** Start GIVEN ENTRIES **
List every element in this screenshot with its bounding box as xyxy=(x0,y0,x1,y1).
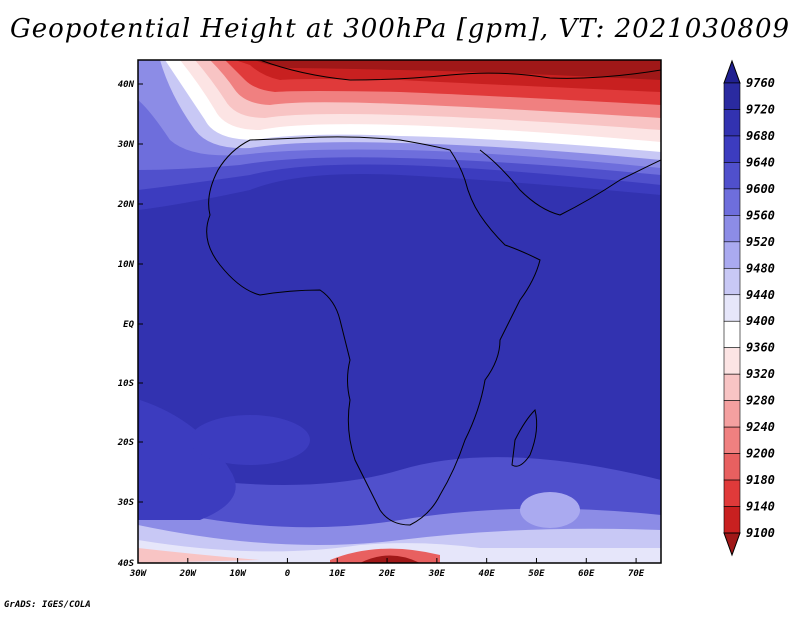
y-tick-label: 30S xyxy=(117,498,135,508)
x-tick-label: 60E xyxy=(578,569,595,579)
colorbar-label: 9600 xyxy=(746,182,775,196)
colorbar-bottom-arrow xyxy=(723,532,741,557)
colorbar-label: 9680 xyxy=(746,129,775,143)
y-axis-ticks: 40N 30N 20N 10N EQ 10S 20S 30S 40S xyxy=(117,80,143,569)
y-tick-label: 20N xyxy=(117,200,135,210)
colorbar-label: 9360 xyxy=(746,341,775,355)
colorbar-top-arrow xyxy=(723,59,741,84)
colorbar-label: 9200 xyxy=(746,447,775,461)
colorbar-label: 9480 xyxy=(746,261,775,275)
colorbar-label: 9440 xyxy=(746,288,775,302)
y-tick-label: EQ xyxy=(123,320,134,330)
colorbar-swatch xyxy=(723,400,741,428)
x-axis-ticks: 30W 20W 10W 0 10E 20E 30E 40E 50E 60E 70E xyxy=(129,558,645,579)
colorbar: 9760 9720 9680 9640 9600 9560 9520 9480 9440 9400… xyxy=(723,59,775,557)
colorbar-swatch xyxy=(723,426,741,454)
colorbar-label: 9280 xyxy=(746,394,775,408)
x-tick-label: 30E xyxy=(428,569,446,579)
colorbar-swatch xyxy=(723,347,741,375)
colorbar-swatch xyxy=(723,506,741,534)
y-tick-label: 30N xyxy=(117,140,135,150)
colorbar-label: 9140 xyxy=(746,500,775,514)
colorbar-swatch xyxy=(723,215,741,243)
colorbar-label: 9100 xyxy=(746,526,775,540)
colorbar-label: 9400 xyxy=(746,314,775,328)
x-tick-label: 10E xyxy=(329,569,346,579)
coastlines xyxy=(206,60,661,526)
x-tick-label: 20W xyxy=(179,569,198,579)
colorbar-swatch xyxy=(723,162,741,190)
map-plot-area xyxy=(138,60,661,563)
colorbar-swatch xyxy=(723,267,741,296)
x-tick-label: 30W xyxy=(129,569,148,579)
colorbar-swatch xyxy=(723,294,741,322)
colorbar-swatch xyxy=(723,241,741,269)
colorbar-swatch xyxy=(723,479,741,507)
x-tick-label: 10W xyxy=(229,569,247,579)
colorbar-label: 9320 xyxy=(746,367,775,381)
colorbar-label: 9720 xyxy=(746,102,775,116)
colorbar-swatch xyxy=(723,188,741,216)
colorbar-label: 9760 xyxy=(746,76,775,90)
colorbar-label: 9520 xyxy=(746,235,775,249)
y-tick-label: 40N xyxy=(118,80,135,90)
colorbar-label: 9180 xyxy=(746,473,775,487)
colorbar-label: 9640 xyxy=(746,155,775,169)
colorbar-swatch xyxy=(723,320,741,349)
footer-credit: GrADS: IGES/COLA xyxy=(4,600,91,610)
y-tick-label: 10N xyxy=(118,260,135,270)
y-tick-label: 10S xyxy=(118,379,135,389)
map-title: Geopotential Height at 300hPa [gpm], VT:… xyxy=(9,14,791,44)
x-tick-label: 40E xyxy=(479,569,496,579)
colorbar-swatch xyxy=(723,453,741,481)
x-tick-label: 20E xyxy=(378,569,396,579)
colorbar-swatch xyxy=(723,82,741,110)
y-tick-label: 20S xyxy=(117,438,135,448)
colorbar-swatch xyxy=(723,373,741,401)
colorbar-label: 9560 xyxy=(746,208,775,222)
x-tick-label: 50E xyxy=(528,569,545,579)
colorbar-label: 9240 xyxy=(746,420,775,434)
x-tick-label: 70E xyxy=(628,569,645,579)
y-tick-label: 40S xyxy=(118,559,135,569)
map-frame xyxy=(137,59,662,564)
x-tick-label: 0 xyxy=(285,569,291,579)
colorbar-swatch xyxy=(723,109,741,137)
colorbar-swatch xyxy=(723,135,741,163)
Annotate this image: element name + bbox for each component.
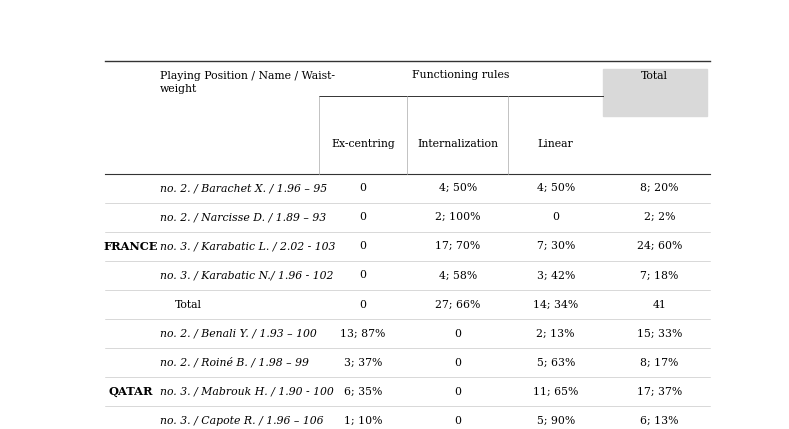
- Text: 0: 0: [360, 183, 367, 193]
- Text: 8; 17%: 8; 17%: [641, 358, 679, 368]
- Text: Functioning rules: Functioning rules: [412, 69, 510, 80]
- Text: 6; 35%: 6; 35%: [344, 387, 383, 397]
- Text: 17; 37%: 17; 37%: [637, 387, 682, 397]
- Text: Ex-centring: Ex-centring: [331, 139, 395, 149]
- Text: no. 2. / Benali Y. / 1.93 – 100: no. 2. / Benali Y. / 1.93 – 100: [159, 329, 316, 338]
- Text: 2; 2%: 2; 2%: [644, 212, 675, 222]
- Text: no. 3. / Karabatic L. / 2.02 - 103: no. 3. / Karabatic L. / 2.02 - 103: [159, 242, 335, 251]
- Text: 7; 18%: 7; 18%: [641, 270, 679, 281]
- Text: 0: 0: [454, 329, 462, 338]
- Text: 0: 0: [454, 416, 462, 426]
- Text: 8; 20%: 8; 20%: [641, 183, 679, 193]
- Text: Linear: Linear: [538, 139, 574, 149]
- Text: no. 3. / Mabrouk H. / 1.90 - 100: no. 3. / Mabrouk H. / 1.90 - 100: [159, 387, 334, 397]
- Text: no. 3. / Karabatic N./ 1.96 - 102: no. 3. / Karabatic N./ 1.96 - 102: [159, 270, 333, 281]
- Text: 0: 0: [454, 387, 462, 397]
- Text: 15; 33%: 15; 33%: [637, 329, 682, 338]
- Text: 4; 50%: 4; 50%: [439, 183, 477, 193]
- Text: 11; 65%: 11; 65%: [533, 387, 578, 397]
- Text: 41: 41: [653, 299, 667, 309]
- Text: Playing Position / Name / Waist-
weight: Playing Position / Name / Waist- weight: [159, 71, 335, 94]
- Bar: [603, 69, 707, 116]
- Text: 0: 0: [360, 299, 367, 309]
- Text: 3; 42%: 3; 42%: [537, 270, 575, 281]
- Text: Total: Total: [641, 71, 667, 82]
- Text: 5; 90%: 5; 90%: [537, 416, 575, 426]
- Text: 17; 70%: 17; 70%: [436, 242, 481, 251]
- Text: no. 3. / Capote R. / 1.96 – 106: no. 3. / Capote R. / 1.96 – 106: [159, 416, 323, 426]
- Text: 0: 0: [552, 212, 559, 222]
- Text: 0: 0: [360, 212, 367, 222]
- Text: 24; 60%: 24; 60%: [637, 242, 682, 251]
- Text: QATAR: QATAR: [108, 386, 153, 397]
- Text: 0: 0: [454, 358, 462, 368]
- Text: 0: 0: [360, 242, 367, 251]
- Text: 5; 63%: 5; 63%: [537, 358, 575, 368]
- Text: FRANCE: FRANCE: [103, 241, 158, 252]
- Text: 4; 50%: 4; 50%: [537, 183, 575, 193]
- Text: 13; 87%: 13; 87%: [340, 329, 386, 338]
- Text: no. 2. / Roiné B. / 1.98 – 99: no. 2. / Roiné B. / 1.98 – 99: [159, 357, 308, 368]
- Text: no. 2. / Narcisse D. / 1.89 – 93: no. 2. / Narcisse D. / 1.89 – 93: [159, 212, 326, 222]
- Text: 4; 58%: 4; 58%: [439, 270, 477, 281]
- Text: 2; 100%: 2; 100%: [435, 212, 481, 222]
- Text: 14; 34%: 14; 34%: [533, 299, 578, 309]
- Text: 6; 13%: 6; 13%: [641, 416, 679, 426]
- Text: 3; 37%: 3; 37%: [344, 358, 383, 368]
- Text: 27; 66%: 27; 66%: [436, 299, 481, 309]
- Text: 1; 10%: 1; 10%: [344, 416, 383, 426]
- Text: 2; 13%: 2; 13%: [537, 329, 575, 338]
- Text: Internalization: Internalization: [417, 139, 499, 149]
- Text: no. 2. / Barachet X. / 1.96 – 95: no. 2. / Barachet X. / 1.96 – 95: [159, 183, 327, 193]
- Text: 7; 30%: 7; 30%: [537, 242, 575, 251]
- Text: 0: 0: [360, 270, 367, 281]
- Text: Total: Total: [175, 299, 202, 309]
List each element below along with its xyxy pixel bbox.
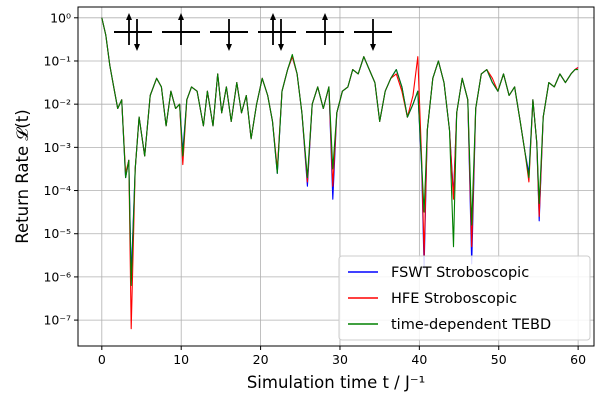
spin-site-icon [114,13,152,51]
y-tick-label: 10⁻³ [43,140,71,155]
x-axis-label: Simulation time t / J⁻¹ [247,373,425,392]
x-tick-label: 40 [411,352,427,367]
y-tick-label: 10⁻² [43,97,71,112]
y-tick-label: 10⁻⁷ [43,313,71,328]
spin-site-icon [258,13,296,51]
x-tick-label: 60 [570,352,586,367]
series-line [101,17,579,287]
legend-box [338,255,591,341]
legend-item: HFE Stroboscopic [348,291,517,307]
legend: FSWT Stroboscopic HFE Stroboscopic time-de… [338,255,591,341]
spin-site-icon [306,13,344,45]
series-lines [101,17,579,330]
y-tick-label: 10⁻⁶ [43,269,71,284]
x-tick-label: 10 [173,352,189,367]
x-tick-label: 20 [253,352,269,367]
spin-site-icon [354,19,392,51]
y-tick-label: 10⁰ [50,10,71,25]
y-tick-label: 10⁻⁴ [43,183,71,198]
legend-label: FSWT Stroboscopic [391,265,529,281]
spin-site-icon [162,13,200,45]
y-tick-label: 10⁻⁵ [43,226,71,241]
spin-configuration-inset [114,13,392,51]
x-tick-label: 30 [332,352,348,367]
legend-item: time-dependent TEBD [348,317,551,333]
legend-label: time-dependent TEBD [391,317,551,333]
x-tick-label: 0 [98,352,106,367]
axis-ticks: 0 10 20 30 40 50 60 10⁰ 10⁻¹ 10⁻² 10⁻³ 10⁻⁴ 10⁻⁵ 10⁻⁶… [43,10,586,367]
plot-frame [77,6,595,347]
x-tick-label: 50 [491,352,507,367]
spin-site-icon [210,19,248,51]
legend-item: FSWT Stroboscopic [348,265,529,281]
legend-label: HFE Stroboscopic [391,291,517,307]
y-tick-label: 10⁻¹ [43,53,71,68]
y-axis-label: Return Rate 𝓛(t) [13,109,32,243]
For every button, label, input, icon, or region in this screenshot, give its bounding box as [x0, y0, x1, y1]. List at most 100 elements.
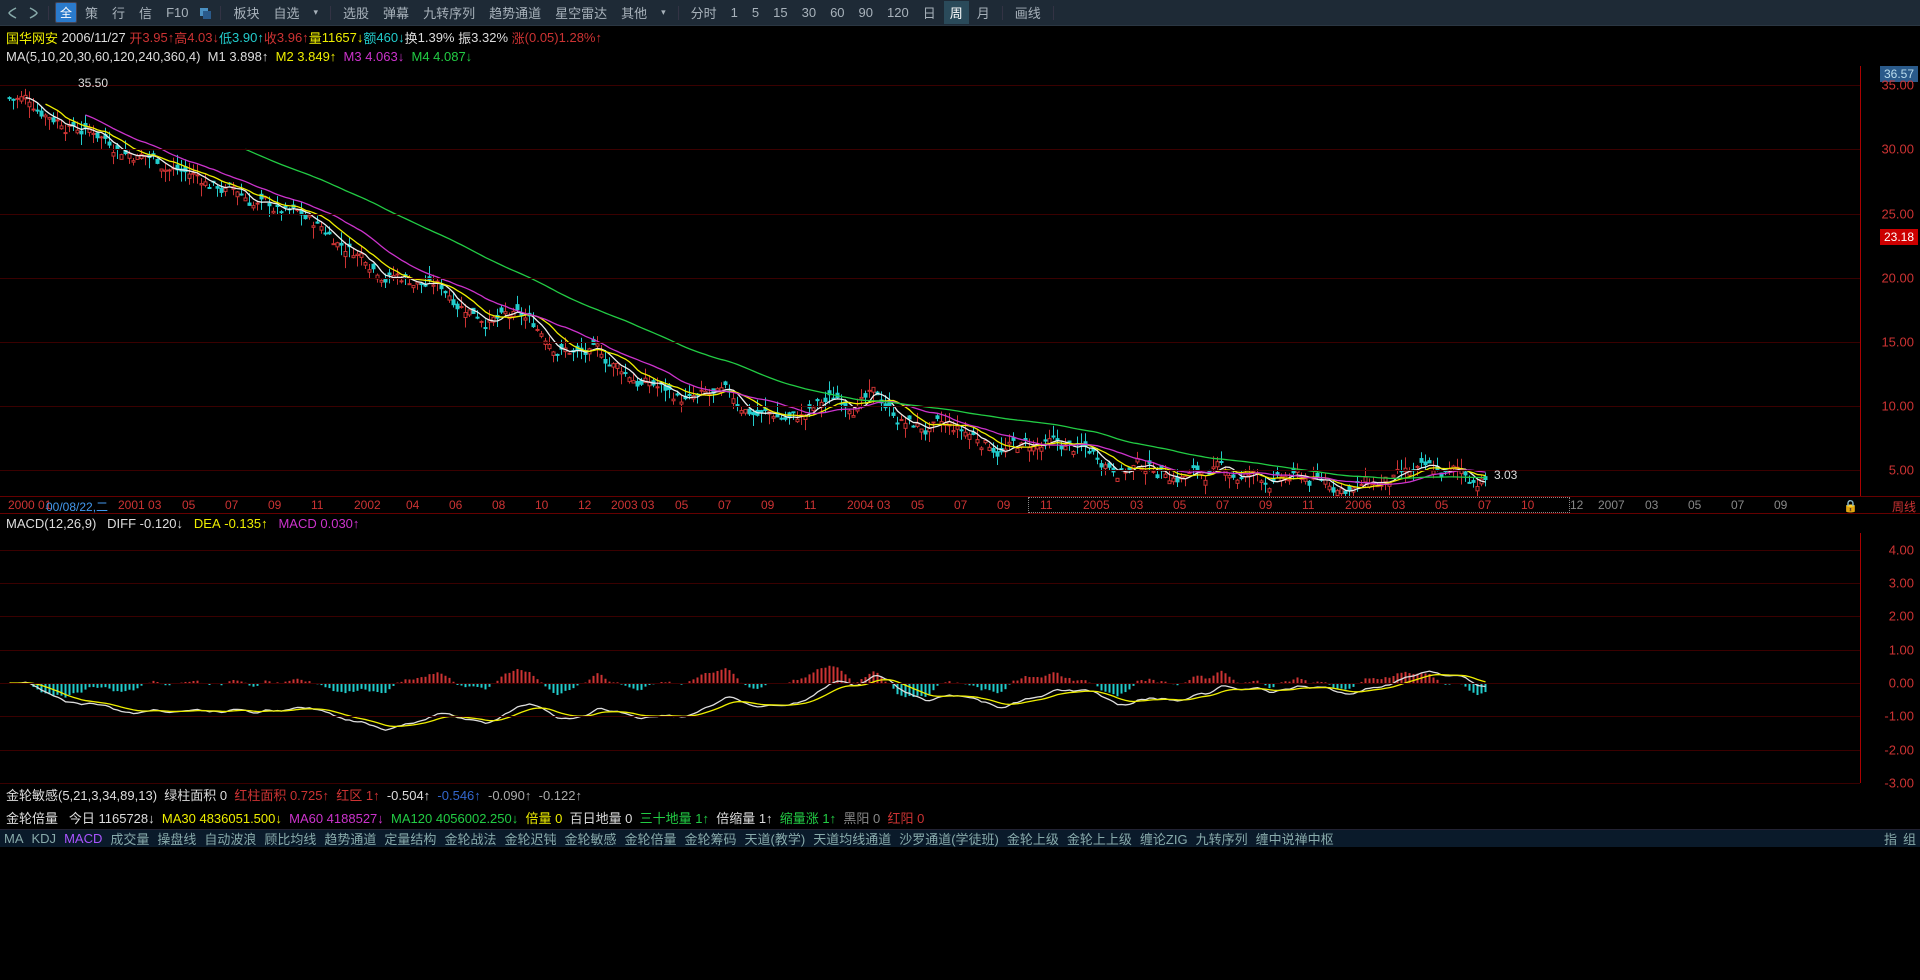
- sensitivity-bar: 金轮敏感(5,21,3,34,89,13) 绿柱面积 0 红柱面积 0.725↑…: [0, 783, 1920, 806]
- macd-chart[interactable]: -3.00-2.00-1.000.001.002.003.004.00: [0, 533, 1920, 783]
- time-tick: 09: [997, 498, 1010, 512]
- time-tick: 11: [311, 498, 323, 512]
- period-周[interactable]: 周: [944, 1, 969, 24]
- period-5[interactable]: 5: [746, 3, 765, 22]
- open-value: 3.95↑: [142, 30, 174, 45]
- indicator-tab[interactable]: 金轮筹码: [685, 829, 737, 848]
- menu-sector[interactable]: 板块: [227, 1, 265, 24]
- indicator-tab[interactable]: 金轮战法: [444, 829, 496, 848]
- indicator-tab[interactable]: 顾比均线: [264, 829, 316, 848]
- menu-trend[interactable]: 趋势通道: [483, 1, 547, 24]
- indicator-tab[interactable]: 天道均线通道: [813, 829, 891, 848]
- indicator-tab[interactable]: 九转序列: [1196, 829, 1248, 848]
- indicator-tab[interactable]: 缠论ZIG: [1140, 829, 1188, 848]
- ma-item: M4 4.087↓: [411, 49, 472, 64]
- box-all[interactable]: 全: [55, 2, 77, 23]
- low-label: 低: [219, 28, 232, 47]
- draw-line[interactable]: 画线: [1009, 1, 1047, 24]
- indicator-tab[interactable]: 金轮倍量: [624, 829, 676, 848]
- time-tick: 2000 01: [8, 498, 51, 512]
- sens-item: 红柱面积 0.725↑: [234, 788, 329, 803]
- time-tick: 12: [578, 498, 591, 512]
- period-15[interactable]: 15: [767, 3, 793, 22]
- menu-other[interactable]: 其他: [615, 1, 653, 24]
- indicator-tab[interactable]: 金轮迟钝: [504, 829, 556, 848]
- indicator-tab[interactable]: 定量结构: [384, 829, 436, 848]
- menu-watchlist[interactable]: 自选: [267, 1, 305, 24]
- time-tick: 00/08/22,二: [46, 498, 108, 515]
- today-label: 今日: [69, 811, 95, 826]
- indicator-tab[interactable]: 操盘线: [157, 829, 196, 848]
- vol-item: 1165728↓: [99, 811, 155, 826]
- indicator-tab[interactable]: 缠中说禅中枢: [1256, 829, 1334, 848]
- period-90[interactable]: 90: [853, 3, 879, 22]
- time-tick: 07: [225, 498, 238, 512]
- time-tick: 05: [182, 498, 195, 512]
- indicator-tab[interactable]: 自动波浪: [204, 829, 256, 848]
- sens-item: -0.546↑: [437, 788, 480, 803]
- separator: [678, 6, 679, 20]
- period-月[interactable]: 月: [971, 1, 996, 24]
- chg-value: (0.05)1.28%↑: [525, 30, 602, 45]
- menu-radar[interactable]: 星空雷达: [549, 1, 613, 24]
- indicator-tab[interactable]: 沙罗通道(学徒班): [899, 829, 999, 848]
- time-tick: 2004 03: [847, 498, 890, 512]
- diff-label: DIFF: [107, 516, 136, 531]
- diff-value: -0.120↓: [140, 516, 183, 531]
- time-tick: 03: [1645, 498, 1658, 512]
- lock-icon[interactable]: 🔒: [1843, 499, 1858, 513]
- tab-group[interactable]: 组: [1903, 829, 1916, 848]
- indicator-tab[interactable]: 金轮敏感: [564, 829, 616, 848]
- indicator-tab[interactable]: 金轮上级: [1007, 829, 1059, 848]
- vol-item: MA30 4836051.500↓: [162, 811, 282, 826]
- box-strategy[interactable]: 策: [79, 1, 104, 24]
- stock-name: 国华网安: [6, 28, 58, 47]
- tab-indicator[interactable]: 指: [1884, 829, 1897, 848]
- low-value: 3.90↑: [232, 30, 264, 45]
- amt-label: 额: [363, 28, 376, 47]
- indicator-tab[interactable]: MACD: [64, 831, 102, 846]
- menu-screener[interactable]: 选股: [337, 1, 375, 24]
- period-indicator: 周线: [1892, 498, 1916, 515]
- period-日[interactable]: 日: [917, 1, 942, 24]
- menu-danmu[interactable]: 弹幕: [377, 1, 415, 24]
- time-axis[interactable]: 2000 0100/08/22,二2001 030507091120020406…: [0, 496, 1920, 514]
- box-info[interactable]: 信: [133, 1, 158, 24]
- macd-value: 0.030↑: [320, 516, 359, 531]
- forward-icon[interactable]: [24, 4, 42, 22]
- stock-info-bar: 国华网安 2006/11/27 开3.95↑ 高4.03↓ 低3.90↑ 收3.…: [0, 26, 1920, 49]
- indicator-tab[interactable]: KDJ: [32, 831, 57, 846]
- dropdown-icon[interactable]: ▾: [308, 5, 325, 20]
- copy-icon[interactable]: [196, 4, 214, 22]
- time-tick: 05: [911, 498, 924, 512]
- period-120[interactable]: 120: [881, 3, 915, 22]
- period-60[interactable]: 60: [824, 3, 850, 22]
- ma-params: MA(5,10,20,30,60,120,240,360,4): [6, 49, 200, 64]
- menu-nine[interactable]: 九转序列: [417, 1, 481, 24]
- low-annotation: 3.03: [1494, 468, 1517, 482]
- indicator-tab[interactable]: 成交量: [110, 829, 149, 848]
- indicator-tab[interactable]: MA: [4, 831, 24, 846]
- separator: [330, 6, 331, 20]
- box-quote[interactable]: 行: [106, 1, 131, 24]
- indicator-tab[interactable]: 天道(教学): [745, 829, 806, 848]
- period-label[interactable]: 分时: [685, 1, 723, 24]
- time-tick: 09: [1774, 498, 1787, 512]
- indicator-tab[interactable]: 趋势通道: [324, 829, 376, 848]
- back-icon[interactable]: [4, 4, 22, 22]
- separator: [1002, 6, 1003, 20]
- period-1[interactable]: 1: [725, 3, 744, 22]
- indicator-tab[interactable]: 金轮上上级: [1067, 829, 1132, 848]
- box-f10[interactable]: F10: [160, 3, 194, 22]
- time-tick: 2002: [354, 498, 381, 512]
- vol-label: 量: [309, 28, 322, 47]
- turn-label: 换: [405, 28, 418, 47]
- price-chart[interactable]: 35.50 3.03 36.57 5.0010.0015.0020.0025.0…: [0, 66, 1920, 496]
- period-30[interactable]: 30: [796, 3, 822, 22]
- dropdown-icon[interactable]: ▾: [655, 5, 672, 20]
- high-annotation: 35.50: [78, 76, 108, 90]
- macd-label: MACD(12,26,9): [6, 516, 96, 531]
- ma-item: M2 3.849↑: [276, 49, 337, 64]
- close-value: 3.96↑: [277, 30, 309, 45]
- top-toolbar: 全 策 行 信 F10 板块 自选 ▾ 选股 弹幕 九转序列 趋势通道 星空雷达…: [0, 0, 1920, 26]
** End GIVEN ENTRIES **
**WHAT IS BEING ASKED**
Copy the part of the listing that begins with the line containing "spin-site-icon [114,13,152,51]" and ends with the line containing "spin-site-icon [354,19,392,51]", keeping both of those lines and matching every character.

**SOLUTION FOR THIS TASK**
spin-site-icon [114,13,152,51]
y-tick-label: 10⁻³ [43,140,71,155]
x-axis-label: Simulation time t / J⁻¹ [247,373,425,392]
x-tick-label: 40 [411,352,427,367]
y-tick-label: 10⁻² [43,97,71,112]
y-tick-label: 10⁻⁷ [43,313,71,328]
spin-site-icon [258,13,296,51]
x-tick-label: 60 [570,352,586,367]
series-line [101,17,579,287]
legend-box [338,255,591,341]
legend-item: HFE Stroboscopic [348,291,517,307]
legend: FSWT Stroboscopic HFE Stroboscopic time-de… [338,255,591,341]
spin-site-icon [306,13,344,45]
series-lines [101,17,579,330]
y-tick-label: 10⁻⁶ [43,269,71,284]
x-tick-label: 10 [173,352,189,367]
x-tick-label: 20 [253,352,269,367]
spin-site-icon [354,19,392,51]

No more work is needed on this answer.